# Отрывок текста
------------------------------------------------------------------------

Оптимизм в этом отношении возрастает. Люди, которые были скептически настроены, и я тоже, теперь отвергают этот скепсис.
В связи с этим хочу напомнить классический пример. В девятнадцатом веке городской транспорт развивался за счет конной тяги. Из-за роста городов число лошадей в них увеличивалось с угрожающей скоростью. С такой же скоростью на улицах городов росло и количество неубранного навоза. В 1894 году в газете Times of London приводилась оценка какого-то скучного догматика, что к 1950 году каждая городская улица будет покрыта слоем конского навоза толщиной почти три метра. В Нью-Йорке в 1890 году подсчитали, что к 1930 году (всего через сорок лет) слой лошадиного навоза на улицах города будет доходить до окон третьего этажа. Но из-за научно-технического прогресса через тридцать лет транспорт в городах стал другим. Автомобили, автобусы, трамваи, метро, троллейбусы решили проблему навоза в городах. Конечно, появились другие проблемы. Но они тоже будут решены на основе научно-технического прогресса.
— У академика Фаворского очень критическое отношение к теории антропогенного влияния на климат. Он считает, что океан влияет значительно сильнее…
— То, что океан оказывает важнейшее влияние на климат, бесспорно. Но это не отменяет влияния антропогенного фактора, связанного с ростом концентрации СО2. Потепление непосредственно из-за антропогенного роста концентрации СО2 относительно мало, но это малое потепление вызывает рост концентрации важнейшего парникового газа — водяного пара. Благо океан покрывает 72 процента поверхности Земли, то есть воды для испарения пара в избытке.

------------------------------------------------------------------------

# Что нужно сделать
(a) Перечислите все виды городского транспорта, которые, согласно отрывку, решили проблему навоза в городах.
(b) Повторите слово в слово часть отрывка, начиная со слов «В связи с этим» и заканчивая словами «основе научно-технического прогресса.».

------------------------------------------------------------------------

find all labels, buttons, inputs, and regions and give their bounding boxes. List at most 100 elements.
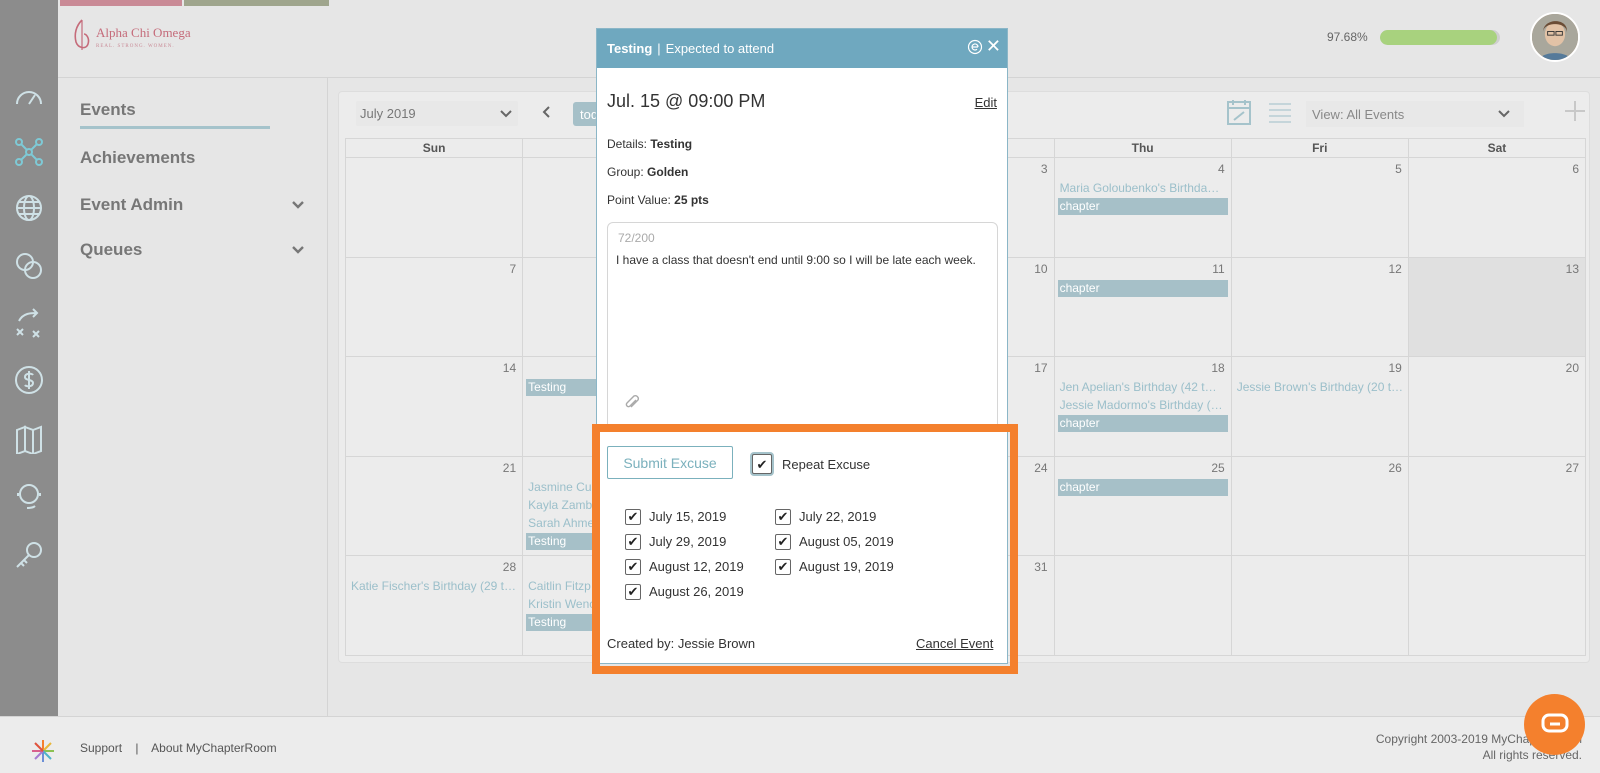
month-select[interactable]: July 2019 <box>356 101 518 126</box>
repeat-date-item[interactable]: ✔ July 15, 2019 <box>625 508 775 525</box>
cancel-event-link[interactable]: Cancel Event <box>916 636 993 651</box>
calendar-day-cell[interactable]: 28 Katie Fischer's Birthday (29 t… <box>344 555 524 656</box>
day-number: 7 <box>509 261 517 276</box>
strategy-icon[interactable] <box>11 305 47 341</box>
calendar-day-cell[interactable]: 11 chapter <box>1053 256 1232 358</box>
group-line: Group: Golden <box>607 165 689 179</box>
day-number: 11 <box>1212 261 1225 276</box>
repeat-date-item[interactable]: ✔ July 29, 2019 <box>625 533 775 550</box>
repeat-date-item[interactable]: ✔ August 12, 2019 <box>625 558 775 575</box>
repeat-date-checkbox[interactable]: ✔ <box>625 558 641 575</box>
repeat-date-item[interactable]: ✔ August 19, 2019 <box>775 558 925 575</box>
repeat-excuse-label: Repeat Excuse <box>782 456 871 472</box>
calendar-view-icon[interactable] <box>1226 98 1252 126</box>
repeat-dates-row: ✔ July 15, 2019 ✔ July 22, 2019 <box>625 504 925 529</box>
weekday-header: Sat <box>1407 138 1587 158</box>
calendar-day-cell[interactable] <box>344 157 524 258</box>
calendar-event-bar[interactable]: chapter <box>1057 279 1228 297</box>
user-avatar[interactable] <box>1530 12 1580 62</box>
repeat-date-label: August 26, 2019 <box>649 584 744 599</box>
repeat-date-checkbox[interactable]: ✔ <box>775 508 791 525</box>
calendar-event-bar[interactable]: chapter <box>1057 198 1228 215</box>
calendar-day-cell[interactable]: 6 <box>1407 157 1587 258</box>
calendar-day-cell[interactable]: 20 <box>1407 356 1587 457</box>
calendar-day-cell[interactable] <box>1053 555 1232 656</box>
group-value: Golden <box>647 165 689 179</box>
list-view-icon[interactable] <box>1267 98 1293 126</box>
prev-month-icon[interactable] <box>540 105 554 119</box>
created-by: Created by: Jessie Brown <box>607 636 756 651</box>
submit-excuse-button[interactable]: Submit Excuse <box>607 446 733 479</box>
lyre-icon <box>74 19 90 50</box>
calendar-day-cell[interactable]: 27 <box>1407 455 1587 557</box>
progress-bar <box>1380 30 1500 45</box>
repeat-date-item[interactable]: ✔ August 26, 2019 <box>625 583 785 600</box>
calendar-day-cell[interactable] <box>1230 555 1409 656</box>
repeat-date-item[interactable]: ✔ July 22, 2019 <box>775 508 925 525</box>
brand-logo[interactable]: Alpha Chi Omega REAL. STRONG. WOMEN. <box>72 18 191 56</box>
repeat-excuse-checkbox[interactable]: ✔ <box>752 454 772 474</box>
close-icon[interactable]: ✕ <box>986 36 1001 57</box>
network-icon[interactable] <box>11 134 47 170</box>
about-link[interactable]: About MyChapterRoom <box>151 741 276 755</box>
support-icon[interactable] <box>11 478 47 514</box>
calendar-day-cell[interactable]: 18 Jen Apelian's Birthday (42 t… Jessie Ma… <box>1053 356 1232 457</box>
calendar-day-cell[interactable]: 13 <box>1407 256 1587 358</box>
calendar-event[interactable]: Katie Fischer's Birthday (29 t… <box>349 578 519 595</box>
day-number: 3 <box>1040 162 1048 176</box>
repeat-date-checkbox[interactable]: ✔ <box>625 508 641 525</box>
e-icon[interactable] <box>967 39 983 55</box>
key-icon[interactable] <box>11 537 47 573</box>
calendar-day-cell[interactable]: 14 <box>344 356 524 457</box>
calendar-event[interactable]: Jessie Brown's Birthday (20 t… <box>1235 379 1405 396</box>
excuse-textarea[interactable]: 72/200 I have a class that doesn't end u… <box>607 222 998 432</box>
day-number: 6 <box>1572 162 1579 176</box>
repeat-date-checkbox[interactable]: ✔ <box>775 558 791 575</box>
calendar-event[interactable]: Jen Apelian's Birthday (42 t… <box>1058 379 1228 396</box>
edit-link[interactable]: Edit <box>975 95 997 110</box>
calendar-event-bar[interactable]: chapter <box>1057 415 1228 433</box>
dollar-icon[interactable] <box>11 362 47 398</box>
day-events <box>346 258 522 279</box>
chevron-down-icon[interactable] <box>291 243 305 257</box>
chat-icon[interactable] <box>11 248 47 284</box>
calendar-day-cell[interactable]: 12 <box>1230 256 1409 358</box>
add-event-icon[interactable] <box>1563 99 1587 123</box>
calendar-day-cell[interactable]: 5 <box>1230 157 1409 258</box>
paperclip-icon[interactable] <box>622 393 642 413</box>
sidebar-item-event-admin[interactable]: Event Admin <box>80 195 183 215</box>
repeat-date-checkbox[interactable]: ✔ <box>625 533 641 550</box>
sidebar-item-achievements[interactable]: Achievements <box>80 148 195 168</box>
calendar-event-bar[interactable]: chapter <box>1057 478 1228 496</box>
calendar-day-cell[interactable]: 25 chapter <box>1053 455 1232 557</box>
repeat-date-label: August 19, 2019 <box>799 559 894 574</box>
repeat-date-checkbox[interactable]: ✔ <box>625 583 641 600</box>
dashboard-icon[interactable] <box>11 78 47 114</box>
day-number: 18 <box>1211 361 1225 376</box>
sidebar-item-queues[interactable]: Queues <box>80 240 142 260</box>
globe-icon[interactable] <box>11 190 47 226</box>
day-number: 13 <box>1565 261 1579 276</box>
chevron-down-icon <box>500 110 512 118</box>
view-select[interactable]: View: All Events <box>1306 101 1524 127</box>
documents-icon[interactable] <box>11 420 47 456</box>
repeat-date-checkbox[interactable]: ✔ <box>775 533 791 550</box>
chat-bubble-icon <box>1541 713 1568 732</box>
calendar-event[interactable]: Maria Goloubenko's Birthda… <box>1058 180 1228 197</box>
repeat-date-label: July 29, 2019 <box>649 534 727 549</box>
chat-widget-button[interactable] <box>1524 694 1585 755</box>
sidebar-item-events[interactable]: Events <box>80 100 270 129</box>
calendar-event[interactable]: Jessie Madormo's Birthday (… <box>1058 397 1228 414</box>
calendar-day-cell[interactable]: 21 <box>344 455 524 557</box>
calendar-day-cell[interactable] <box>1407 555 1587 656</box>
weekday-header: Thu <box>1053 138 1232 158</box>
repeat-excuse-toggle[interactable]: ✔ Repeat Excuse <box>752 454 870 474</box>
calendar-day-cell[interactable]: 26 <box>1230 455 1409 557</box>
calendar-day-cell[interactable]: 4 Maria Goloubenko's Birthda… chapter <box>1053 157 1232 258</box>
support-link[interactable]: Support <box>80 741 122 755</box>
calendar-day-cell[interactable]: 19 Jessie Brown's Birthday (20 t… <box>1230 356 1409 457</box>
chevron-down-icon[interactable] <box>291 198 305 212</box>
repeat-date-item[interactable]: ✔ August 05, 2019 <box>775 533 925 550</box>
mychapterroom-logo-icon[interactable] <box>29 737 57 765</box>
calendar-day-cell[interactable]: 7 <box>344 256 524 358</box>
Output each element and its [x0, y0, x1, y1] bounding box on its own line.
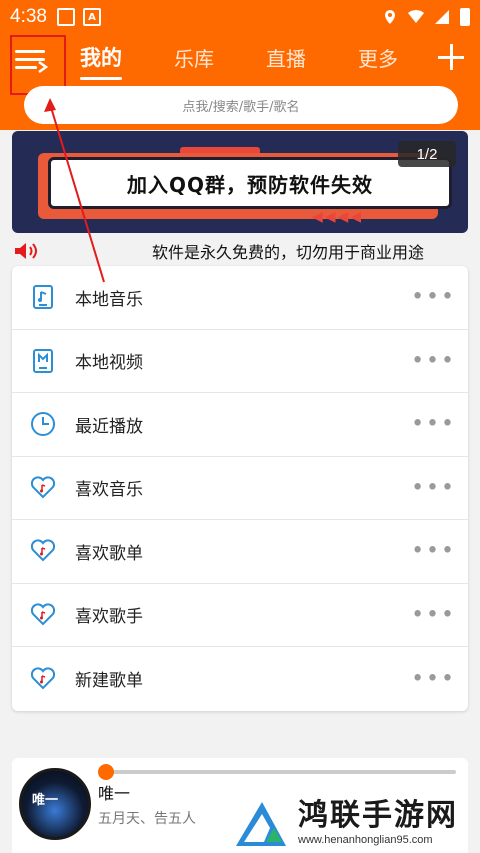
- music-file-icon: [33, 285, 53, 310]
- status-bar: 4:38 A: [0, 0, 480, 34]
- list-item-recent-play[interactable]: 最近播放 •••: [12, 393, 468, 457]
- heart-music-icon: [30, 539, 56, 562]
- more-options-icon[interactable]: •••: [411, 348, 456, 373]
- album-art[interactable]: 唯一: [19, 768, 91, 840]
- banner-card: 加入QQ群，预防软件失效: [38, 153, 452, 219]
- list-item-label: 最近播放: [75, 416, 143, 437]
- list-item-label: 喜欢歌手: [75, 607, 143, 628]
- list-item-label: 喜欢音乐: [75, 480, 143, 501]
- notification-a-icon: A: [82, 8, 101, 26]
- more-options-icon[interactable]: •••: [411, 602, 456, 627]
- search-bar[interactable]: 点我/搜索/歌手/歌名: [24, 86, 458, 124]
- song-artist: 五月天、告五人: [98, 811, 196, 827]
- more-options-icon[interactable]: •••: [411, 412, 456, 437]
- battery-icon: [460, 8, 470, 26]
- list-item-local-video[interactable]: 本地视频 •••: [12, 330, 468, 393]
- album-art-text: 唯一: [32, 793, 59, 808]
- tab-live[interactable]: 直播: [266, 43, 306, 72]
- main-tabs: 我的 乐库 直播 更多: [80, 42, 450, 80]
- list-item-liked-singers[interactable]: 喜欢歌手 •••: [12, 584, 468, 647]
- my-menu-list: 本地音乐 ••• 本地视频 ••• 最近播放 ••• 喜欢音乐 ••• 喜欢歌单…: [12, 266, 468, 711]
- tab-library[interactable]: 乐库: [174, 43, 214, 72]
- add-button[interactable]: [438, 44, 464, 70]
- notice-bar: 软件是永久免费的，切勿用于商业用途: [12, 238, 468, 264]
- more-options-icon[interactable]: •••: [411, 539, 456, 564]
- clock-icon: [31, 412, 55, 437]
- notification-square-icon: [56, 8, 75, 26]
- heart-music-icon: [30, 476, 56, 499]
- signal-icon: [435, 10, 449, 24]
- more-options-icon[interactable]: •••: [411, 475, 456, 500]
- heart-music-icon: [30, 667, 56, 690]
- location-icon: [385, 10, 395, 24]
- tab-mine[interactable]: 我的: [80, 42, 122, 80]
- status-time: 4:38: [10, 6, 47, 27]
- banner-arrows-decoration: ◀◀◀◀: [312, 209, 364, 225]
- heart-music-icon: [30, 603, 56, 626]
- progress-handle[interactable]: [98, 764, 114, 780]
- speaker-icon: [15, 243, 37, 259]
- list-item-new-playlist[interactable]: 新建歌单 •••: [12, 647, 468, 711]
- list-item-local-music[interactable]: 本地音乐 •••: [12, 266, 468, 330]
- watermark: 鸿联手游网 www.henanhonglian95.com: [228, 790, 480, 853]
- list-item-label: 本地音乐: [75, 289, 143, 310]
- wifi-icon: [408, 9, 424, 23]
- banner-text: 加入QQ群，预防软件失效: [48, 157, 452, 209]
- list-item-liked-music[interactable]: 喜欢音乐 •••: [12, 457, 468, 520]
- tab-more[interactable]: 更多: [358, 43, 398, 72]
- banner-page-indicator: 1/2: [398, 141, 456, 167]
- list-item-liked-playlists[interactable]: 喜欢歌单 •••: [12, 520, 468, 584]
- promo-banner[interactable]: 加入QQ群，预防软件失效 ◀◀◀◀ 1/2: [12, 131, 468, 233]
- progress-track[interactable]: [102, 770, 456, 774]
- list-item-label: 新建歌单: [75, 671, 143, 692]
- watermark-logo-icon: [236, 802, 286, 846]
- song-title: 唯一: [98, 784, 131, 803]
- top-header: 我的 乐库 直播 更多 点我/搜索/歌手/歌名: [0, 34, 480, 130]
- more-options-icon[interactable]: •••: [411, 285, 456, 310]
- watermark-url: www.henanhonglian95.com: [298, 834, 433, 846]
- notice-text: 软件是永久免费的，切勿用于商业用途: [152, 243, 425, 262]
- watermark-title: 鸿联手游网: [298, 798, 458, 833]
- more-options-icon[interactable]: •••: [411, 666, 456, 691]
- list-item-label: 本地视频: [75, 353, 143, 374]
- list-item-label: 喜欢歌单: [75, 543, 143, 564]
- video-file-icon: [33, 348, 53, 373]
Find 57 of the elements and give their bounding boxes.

------------------------------------------------------------------------

# Ответы
(a) Автомобили, автобусы, трамваи, метро, троллейбусы.

(b)
В связи с этим хочу напомнить классический пример. В девятнадцатом веке городской транспорт развивался за счет конной тяги. Из-за роста городов число лошадей в них увеличивалось с угрожающей скоростью. С такой же скоростью на улицах городов росло и количество неубранного навоза. В 1894 году в газете Times of London приводилась оценка какого-то скучного догматика, что к 1950 году каждая городская улица будет покрыта слоем конского навоза толщиной почти три метра. В Нью-Йорке в 1890 году подсчитали, что к 1930 году (всего через сорок лет) слой лошадиного навоза на улицах города будет доходить до окон третьего этажа. Но из-за научно-технического прогресса через тридцать лет транспорт в городах стал другим. Автомобили, автобусы, трамваи, метро, троллейбусы решили проблему навоза в городах. Конечно, появились другие проблемы. Но они тоже будут решены на основе научно-технического прогресса.